BEGIN The records

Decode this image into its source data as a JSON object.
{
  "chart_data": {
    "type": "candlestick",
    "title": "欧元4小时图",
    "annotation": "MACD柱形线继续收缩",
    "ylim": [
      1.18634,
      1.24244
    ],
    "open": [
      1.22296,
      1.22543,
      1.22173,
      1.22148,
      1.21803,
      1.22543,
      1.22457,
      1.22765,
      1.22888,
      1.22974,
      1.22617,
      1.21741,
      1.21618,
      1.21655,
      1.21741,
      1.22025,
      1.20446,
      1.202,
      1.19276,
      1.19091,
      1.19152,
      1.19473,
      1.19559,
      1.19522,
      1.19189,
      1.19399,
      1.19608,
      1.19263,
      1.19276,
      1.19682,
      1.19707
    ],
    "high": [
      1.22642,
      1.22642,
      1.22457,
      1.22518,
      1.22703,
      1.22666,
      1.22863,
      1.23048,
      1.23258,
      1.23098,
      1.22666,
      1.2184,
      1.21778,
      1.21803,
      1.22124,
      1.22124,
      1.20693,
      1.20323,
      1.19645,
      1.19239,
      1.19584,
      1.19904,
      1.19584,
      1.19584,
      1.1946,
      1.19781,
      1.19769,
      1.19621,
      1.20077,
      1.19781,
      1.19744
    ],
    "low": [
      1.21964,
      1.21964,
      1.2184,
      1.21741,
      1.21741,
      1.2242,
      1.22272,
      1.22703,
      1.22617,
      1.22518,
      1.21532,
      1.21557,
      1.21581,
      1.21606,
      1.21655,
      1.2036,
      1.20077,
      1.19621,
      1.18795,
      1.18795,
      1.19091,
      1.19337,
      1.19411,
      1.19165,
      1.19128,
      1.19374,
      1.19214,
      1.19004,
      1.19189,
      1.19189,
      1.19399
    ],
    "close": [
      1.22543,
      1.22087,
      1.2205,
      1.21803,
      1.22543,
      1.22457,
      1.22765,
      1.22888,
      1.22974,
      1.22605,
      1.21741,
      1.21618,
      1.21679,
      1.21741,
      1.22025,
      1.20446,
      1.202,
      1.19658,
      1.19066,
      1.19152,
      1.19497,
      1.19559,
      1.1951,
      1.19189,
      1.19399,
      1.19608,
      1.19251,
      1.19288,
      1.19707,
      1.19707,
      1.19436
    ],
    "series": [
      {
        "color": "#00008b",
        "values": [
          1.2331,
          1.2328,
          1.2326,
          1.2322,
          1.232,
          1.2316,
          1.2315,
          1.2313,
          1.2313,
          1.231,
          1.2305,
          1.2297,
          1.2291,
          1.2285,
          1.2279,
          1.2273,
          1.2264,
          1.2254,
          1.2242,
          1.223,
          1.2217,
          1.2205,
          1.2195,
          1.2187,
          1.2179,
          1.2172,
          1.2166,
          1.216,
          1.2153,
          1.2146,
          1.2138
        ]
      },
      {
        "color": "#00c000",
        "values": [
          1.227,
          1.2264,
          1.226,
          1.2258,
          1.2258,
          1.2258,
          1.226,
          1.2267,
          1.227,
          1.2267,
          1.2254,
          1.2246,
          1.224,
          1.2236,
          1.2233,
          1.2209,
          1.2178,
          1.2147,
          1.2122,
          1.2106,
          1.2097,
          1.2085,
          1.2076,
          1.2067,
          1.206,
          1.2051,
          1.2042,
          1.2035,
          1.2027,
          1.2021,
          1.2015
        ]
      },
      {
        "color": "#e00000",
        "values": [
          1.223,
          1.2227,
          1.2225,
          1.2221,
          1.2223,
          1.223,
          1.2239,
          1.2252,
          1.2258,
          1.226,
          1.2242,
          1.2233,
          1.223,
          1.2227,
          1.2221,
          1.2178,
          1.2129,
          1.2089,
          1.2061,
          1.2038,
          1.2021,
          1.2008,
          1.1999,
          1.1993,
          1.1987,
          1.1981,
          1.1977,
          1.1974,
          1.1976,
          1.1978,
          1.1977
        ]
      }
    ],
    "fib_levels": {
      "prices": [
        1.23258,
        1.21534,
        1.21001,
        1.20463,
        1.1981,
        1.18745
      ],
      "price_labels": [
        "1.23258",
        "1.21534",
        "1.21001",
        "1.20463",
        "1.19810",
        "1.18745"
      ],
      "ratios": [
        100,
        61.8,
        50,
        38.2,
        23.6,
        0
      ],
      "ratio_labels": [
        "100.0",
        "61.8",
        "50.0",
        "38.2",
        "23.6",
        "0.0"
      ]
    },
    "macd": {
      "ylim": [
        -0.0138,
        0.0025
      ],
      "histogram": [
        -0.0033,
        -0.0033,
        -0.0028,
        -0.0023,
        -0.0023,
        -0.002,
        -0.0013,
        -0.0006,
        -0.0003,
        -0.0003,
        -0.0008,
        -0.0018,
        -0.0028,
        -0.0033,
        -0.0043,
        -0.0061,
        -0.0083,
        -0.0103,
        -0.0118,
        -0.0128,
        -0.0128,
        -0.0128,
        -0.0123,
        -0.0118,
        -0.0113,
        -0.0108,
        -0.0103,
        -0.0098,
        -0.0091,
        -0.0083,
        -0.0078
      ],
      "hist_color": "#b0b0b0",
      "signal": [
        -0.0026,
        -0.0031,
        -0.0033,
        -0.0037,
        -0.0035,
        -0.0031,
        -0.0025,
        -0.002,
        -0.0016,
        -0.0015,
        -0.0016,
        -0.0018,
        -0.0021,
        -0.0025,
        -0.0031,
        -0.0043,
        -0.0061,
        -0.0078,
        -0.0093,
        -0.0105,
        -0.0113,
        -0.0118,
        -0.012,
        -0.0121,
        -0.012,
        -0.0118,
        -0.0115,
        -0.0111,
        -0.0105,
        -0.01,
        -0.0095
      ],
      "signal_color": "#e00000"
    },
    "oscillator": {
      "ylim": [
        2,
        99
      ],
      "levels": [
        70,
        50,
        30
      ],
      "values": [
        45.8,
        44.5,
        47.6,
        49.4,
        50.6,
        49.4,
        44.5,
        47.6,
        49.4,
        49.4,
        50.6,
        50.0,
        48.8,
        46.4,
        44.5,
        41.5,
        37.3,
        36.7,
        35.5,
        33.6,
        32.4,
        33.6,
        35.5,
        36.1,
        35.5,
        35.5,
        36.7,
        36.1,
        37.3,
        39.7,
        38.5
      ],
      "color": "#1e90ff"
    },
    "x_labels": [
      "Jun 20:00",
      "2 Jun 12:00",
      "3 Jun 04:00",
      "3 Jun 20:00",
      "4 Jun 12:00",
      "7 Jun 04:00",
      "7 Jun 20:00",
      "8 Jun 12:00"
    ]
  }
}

END The records

■ **Exercise details**
Copy out all of the lines above exactly.

■ **Task answer**
Decode this image into its source data as a JSON object.
{
  "chart_data": {
    "type": "candlestick",
    "title": "欧元4小时图",
    "annotation": "MACD柱形线继续收缩",
    "ylim": [
      1.18634,
      1.24244
    ],
    "open": [
      1.22296,
      1.22543,
      1.22173,
      1.22148,
      1.21803,
      1.22543,
      1.22457,
      1.22765,
      1.22888,
      1.22974,
      1.22617,
      1.21741,
      1.21618,
      1.21655,
      1.21741,
      1.22025,
      1.20446,
      1.202,
      1.19276,
      1.19091,
      1.19152,
      1.19473,
      1.19559,
      1.19522,
      1.19189,
      1.19399,
      1.19608,
      1.19263,
      1.19276,
      1.19682,
      1.19707
    ],
    "high": [
      1.22642,
      1.22642,
      1.22457,
      1.22518,
      1.22703,
      1.22666,
      1.22863,
      1.23048,
      1.23258,
      1.23098,
      1.22666,
      1.2184,
      1.21778,
      1.21803,
      1.22124,
      1.22124,
      1.20693,
      1.20323,
      1.19645,
      1.19239,
      1.19584,
      1.19904,
      1.19584,
      1.19584,
      1.1946,
      1.19781,
      1.19769,
      1.19621,
      1.20077,
      1.19781,
      1.19744
    ],
    "low": [
      1.21964,
      1.21964,
      1.2184,
      1.21741,
      1.21741,
      1.2242,
      1.22272,
      1.22703,
      1.22617,
      1.22518,
      1.21532,
      1.21557,
      1.21581,
      1.21606,
      1.21655,
      1.2036,
      1.20077,
      1.19621,
      1.18795,
      1.18795,
      1.19091,
      1.19337,
      1.19411,
      1.19165,
      1.19128,
      1.19374,
      1.19214,
      1.19004,
      1.19189,
      1.19189,
      1.19399
    ],
    "close": [
      1.22543,
      1.22087,
      1.2205,
      1.21803,
      1.22543,
      1.22457,
      1.22765,
      1.22888,
      1.22974,
      1.22605,
      1.21741,
      1.21618,
      1.21679,
      1.21741,
      1.22025,
      1.20446,
      1.202,
      1.19658,
      1.19066,
      1.19152,
      1.19497,
      1.19559,
      1.1951,
      1.19189,
      1.19399,
      1.19608,
      1.19251,
      1.19288,
      1.19707,
      1.19707,
      1.19436
    ],
    "series": [
      {
        "color": "#00008b",
        "values": [
          1.2331,
          1.2328,
          1.2326,
          1.2322,
          1.232,
          1.2316,
          1.2315,
          1.2313,
          1.2313,
          1.231,
          1.2305,
          1.2297,
          1.2291,
          1.2285,
          1.2279,
          1.2273,
          1.2264,
          1.2254,
          1.2242,
          1.223,
          1.2217,
          1.2205,
          1.2195,
          1.2187,
          1.2179,
          1.2172,
          1.2166,
          1.216,
          1.2153,
          1.2146,
          1.2138
        ]
      },
      {
        "color": "#00c000",
        "values": [
          1.227,
          1.2264,
          1.226,
          1.2258,
          1.2258,
          1.2258,
          1.226,
          1.2267,
          1.227,
          1.2267,
          1.2254,
          1.2246,
          1.224,
          1.2236,
          1.2233,
          1.2209,
          1.2178,
          1.2147,
          1.2122,
          1.2106,
          1.2097,
          1.2085,
          1.2076,
          1.2067,
          1.206,
          1.2051,
          1.2042,
          1.2035,
          1.2027,
          1.2021,
          1.2015
        ]
      },
      {
        "color": "#e00000",
        "values": [
          1.223,
          1.2227,
          1.2225,
          1.2221,
          1.2223,
          1.223,
          1.2239,
          1.2252,
          1.2258,
          1.226,
          1.2242,
          1.2233,
          1.223,
          1.2227,
          1.2221,
          1.2178,
          1.2129,
          1.2089,
          1.2061,
          1.2038,
          1.2021,
          1.2008,
          1.1999,
          1.1993,
          1.1987,
          1.1981,
          1.1977,
          1.1974,
          1.1976,
          1.1978,
          1.1977
        ]
      }
    ],
    "fib_levels": {
      "prices": [
        1.23258,
        1.21534,
        1.21001,
        1.20463,
        1.1981,
        1.18745
      ],
      "price_labels": [
        "1.23258",
        "1.21534",
        "1.21001",
        "1.20463",
        "1.19810",
        "1.18745"
      ],
      "ratios": [
        100,
        61.8,
        50,
        38.2,
        23.6,
        0
      ],
      "ratio_labels": [
        "100.0",
        "61.8",
        "50.0",
        "38.2",
        "23.6",
        "0.0"
      ]
    },
    "macd": {
      "ylim": [
        -0.0138,
        0.0025
      ],
      "histogram": [
        -0.0033,
        -0.0033,
        -0.0028,
        -0.0023,
        -0.0023,
        -0.002,
        -0.0013,
        -0.0006,
        -0.0003,
        -0.0003,
        -0.0008,
        -0.0018,
        -0.0028,
        -0.0033,
        -0.0043,
        -0.0061,
        -0.0083,
        -0.0103,
        -0.0118,
        -0.0128,
        -0.0128,
        -0.0128,
        -0.0123,
        -0.0118,
        -0.0113,
        -0.0108,
        -0.0103,
        -0.0098,
        -0.0091,
        -0.0083,
        -0.0078
      ],
      "hist_color": "#b0b0b0",
      "signal": [
        -0.0026,
        -0.0031,
        -0.0033,
        -0.0037,
        -0.0035,
        -0.0031,
        -0.0025,
        -0.002,
        -0.0016,
        -0.0015,
        -0.0016,
        -0.0018,
        -0.0021,
        -0.0025,
        -0.0031,
        -0.0043,
        -0.0061,
        -0.0078,
        -0.0093,
        -0.0105,
        -0.0113,
        -0.0118,
        -0.012,
        -0.0121,
        -0.012,
        -0.0118,
        -0.0115,
        -0.0111,
        -0.0105,
        -0.01,
        -0.0095
      ],
      "signal_color": "#e00000"
    },
    "oscillator": {
      "ylim": [
        2,
        99
      ],
      "levels": [
        70,
        50,
        30
      ],
      "values": [
        45.8,
        44.5,
        47.6,
        49.4,
        50.6,
        49.4,
        44.5,
        47.6,
        49.4,
        49.4,
        50.6,
        50.0,
        48.8,
        46.4,
        44.5,
        41.5,
        37.3,
        36.7,
        35.5,
        33.6,
        32.4,
        33.6,
        35.5,
        36.1,
        35.5,
        35.5,
        36.7,
        36.1,
        37.3,
        39.7,
        38.5
      ],
      "color": "#1e90ff"
    },
    "x_labels": [
      "Jun 20:00",
      "2 Jun 12:00",
      "3 Jun 04:00",
      "3 Jun 20:00",
      "4 Jun 12:00",
      "7 Jun 04:00",
      "7 Jun 20:00",
      "8 Jun 12:00"
    ]
  }
}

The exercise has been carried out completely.